About this exercise:
Provide an exact transcription of all the records.

(Dataset records)
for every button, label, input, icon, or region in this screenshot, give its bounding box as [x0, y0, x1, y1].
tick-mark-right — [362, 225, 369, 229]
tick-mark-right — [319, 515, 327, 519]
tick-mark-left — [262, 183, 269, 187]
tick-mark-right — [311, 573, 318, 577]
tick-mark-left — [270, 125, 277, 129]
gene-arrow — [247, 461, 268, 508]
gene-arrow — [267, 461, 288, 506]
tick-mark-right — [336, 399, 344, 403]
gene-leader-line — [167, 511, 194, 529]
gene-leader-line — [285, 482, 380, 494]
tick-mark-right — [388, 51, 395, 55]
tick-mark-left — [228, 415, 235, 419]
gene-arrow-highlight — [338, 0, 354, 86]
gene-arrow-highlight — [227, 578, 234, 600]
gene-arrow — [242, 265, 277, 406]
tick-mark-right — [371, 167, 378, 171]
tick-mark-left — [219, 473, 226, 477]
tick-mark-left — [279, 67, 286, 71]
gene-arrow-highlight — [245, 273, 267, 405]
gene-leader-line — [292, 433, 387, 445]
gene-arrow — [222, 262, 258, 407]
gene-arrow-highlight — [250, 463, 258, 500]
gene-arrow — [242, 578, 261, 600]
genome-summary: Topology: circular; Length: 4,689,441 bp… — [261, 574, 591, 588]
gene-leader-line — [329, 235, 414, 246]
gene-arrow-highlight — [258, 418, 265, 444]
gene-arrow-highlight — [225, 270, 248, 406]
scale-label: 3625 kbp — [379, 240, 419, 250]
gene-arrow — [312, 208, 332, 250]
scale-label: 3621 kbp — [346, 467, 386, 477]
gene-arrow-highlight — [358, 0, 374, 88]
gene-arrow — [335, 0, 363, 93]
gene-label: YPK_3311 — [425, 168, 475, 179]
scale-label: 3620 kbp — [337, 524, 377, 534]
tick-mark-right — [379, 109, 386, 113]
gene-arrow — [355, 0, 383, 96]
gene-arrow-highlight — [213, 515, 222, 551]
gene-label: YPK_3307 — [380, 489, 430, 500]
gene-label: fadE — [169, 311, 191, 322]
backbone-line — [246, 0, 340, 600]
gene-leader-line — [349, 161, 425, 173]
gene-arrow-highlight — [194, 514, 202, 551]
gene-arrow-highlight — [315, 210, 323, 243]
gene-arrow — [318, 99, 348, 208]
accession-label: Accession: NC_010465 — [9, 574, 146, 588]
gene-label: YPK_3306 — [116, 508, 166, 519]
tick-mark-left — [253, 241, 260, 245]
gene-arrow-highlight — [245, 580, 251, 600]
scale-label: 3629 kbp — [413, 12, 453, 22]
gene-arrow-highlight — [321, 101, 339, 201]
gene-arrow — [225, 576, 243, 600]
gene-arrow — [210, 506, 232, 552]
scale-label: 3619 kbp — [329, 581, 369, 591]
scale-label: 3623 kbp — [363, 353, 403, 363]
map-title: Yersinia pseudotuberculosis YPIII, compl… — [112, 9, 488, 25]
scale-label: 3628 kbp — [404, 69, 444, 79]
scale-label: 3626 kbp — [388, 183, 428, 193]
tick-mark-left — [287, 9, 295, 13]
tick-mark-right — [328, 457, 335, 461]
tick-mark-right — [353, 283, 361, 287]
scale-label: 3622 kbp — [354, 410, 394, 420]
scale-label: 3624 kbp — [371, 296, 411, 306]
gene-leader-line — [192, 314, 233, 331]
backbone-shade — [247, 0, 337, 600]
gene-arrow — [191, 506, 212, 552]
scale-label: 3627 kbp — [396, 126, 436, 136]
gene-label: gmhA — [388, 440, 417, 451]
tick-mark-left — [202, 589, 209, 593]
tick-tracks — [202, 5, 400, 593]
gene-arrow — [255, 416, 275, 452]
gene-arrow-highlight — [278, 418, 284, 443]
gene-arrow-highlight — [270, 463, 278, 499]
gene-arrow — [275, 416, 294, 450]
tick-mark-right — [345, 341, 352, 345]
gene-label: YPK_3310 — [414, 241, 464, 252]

Solution to the problem:
for every button, label, input, icon, or region in this screenshot, give its bounding box as [x0, y0, x1, y1].
tick-mark-right — [362, 225, 369, 229]
tick-mark-right — [319, 515, 327, 519]
tick-mark-left — [262, 183, 269, 187]
tick-mark-right — [311, 573, 318, 577]
tick-mark-left — [270, 125, 277, 129]
gene-arrow — [247, 461, 268, 508]
gene-arrow — [267, 461, 288, 506]
tick-mark-right — [336, 399, 344, 403]
gene-leader-line — [167, 511, 194, 529]
gene-leader-line — [285, 482, 380, 494]
tick-mark-right — [388, 51, 395, 55]
tick-mark-left — [228, 415, 235, 419]
gene-arrow-highlight — [338, 0, 354, 86]
gene-arrow-highlight — [227, 578, 234, 600]
gene-arrow — [242, 265, 277, 406]
tick-mark-right — [371, 167, 378, 171]
tick-mark-left — [219, 473, 226, 477]
tick-mark-left — [279, 67, 286, 71]
gene-arrow-highlight — [245, 273, 267, 405]
gene-leader-line — [292, 433, 387, 445]
gene-arrow — [222, 262, 258, 407]
gene-arrow-highlight — [250, 463, 258, 500]
gene-arrow — [242, 578, 261, 600]
genome-summary: Topology: circular; Length: 4,689,441 bp… — [261, 574, 591, 588]
gene-leader-line — [329, 235, 414, 246]
gene-arrow-highlight — [258, 418, 265, 444]
gene-arrow-highlight — [225, 270, 248, 406]
scale-label: 3625 kbp — [379, 240, 419, 250]
gene-arrow — [312, 208, 332, 250]
scale-label: 3621 kbp — [346, 467, 386, 477]
gene-arrow-highlight — [358, 0, 374, 88]
gene-arrow — [335, 0, 363, 93]
gene-label: YPK_3311 — [425, 168, 475, 179]
scale-label: 3620 kbp — [337, 524, 377, 534]
tick-mark-right — [379, 109, 386, 113]
gene-arrow — [355, 0, 383, 96]
gene-arrow-highlight — [213, 515, 222, 551]
gene-label: YPK_3307 — [380, 489, 430, 500]
gene-label: fadE — [169, 311, 191, 322]
backbone-line — [246, 0, 340, 600]
gene-leader-line — [349, 161, 425, 173]
gene-arrow-highlight — [194, 514, 202, 551]
gene-arrow-highlight — [315, 210, 323, 243]
gene-arrow — [318, 99, 348, 208]
accession-label: Accession: NC_010465 — [9, 574, 146, 588]
gene-label: YPK_3306 — [116, 508, 166, 519]
tick-mark-left — [253, 241, 260, 245]
gene-arrow-highlight — [245, 580, 251, 600]
scale-label: 3629 kbp — [413, 12, 453, 22]
gene-arrow-highlight — [321, 101, 339, 201]
gene-arrow — [225, 576, 243, 600]
gene-arrow — [210, 506, 232, 552]
scale-label: 3619 kbp — [329, 581, 369, 591]
scale-label: 3623 kbp — [363, 353, 403, 363]
map-title: Yersinia pseudotuberculosis YPIII, compl… — [112, 9, 488, 25]
scale-label: 3628 kbp — [404, 69, 444, 79]
scale-label: 3626 kbp — [388, 183, 428, 193]
tick-mark-left — [287, 9, 295, 13]
tick-mark-right — [328, 457, 335, 461]
tick-mark-right — [353, 283, 361, 287]
scale-label: 3622 kbp — [354, 410, 394, 420]
scale-label: 3624 kbp — [371, 296, 411, 306]
gene-leader-line — [192, 314, 233, 331]
backbone-shade — [247, 0, 337, 600]
gene-arrow — [191, 506, 212, 552]
scale-label: 3627 kbp — [396, 126, 436, 136]
gene-label: gmhA — [388, 440, 417, 451]
tick-mark-left — [202, 589, 209, 593]
tick-tracks — [202, 5, 400, 593]
gene-arrow — [255, 416, 275, 452]
gene-arrow-highlight — [278, 418, 284, 443]
gene-arrow-highlight — [270, 463, 278, 499]
gene-arrow — [275, 416, 294, 450]
tick-mark-right — [345, 341, 352, 345]
gene-label: YPK_3310 — [414, 241, 464, 252]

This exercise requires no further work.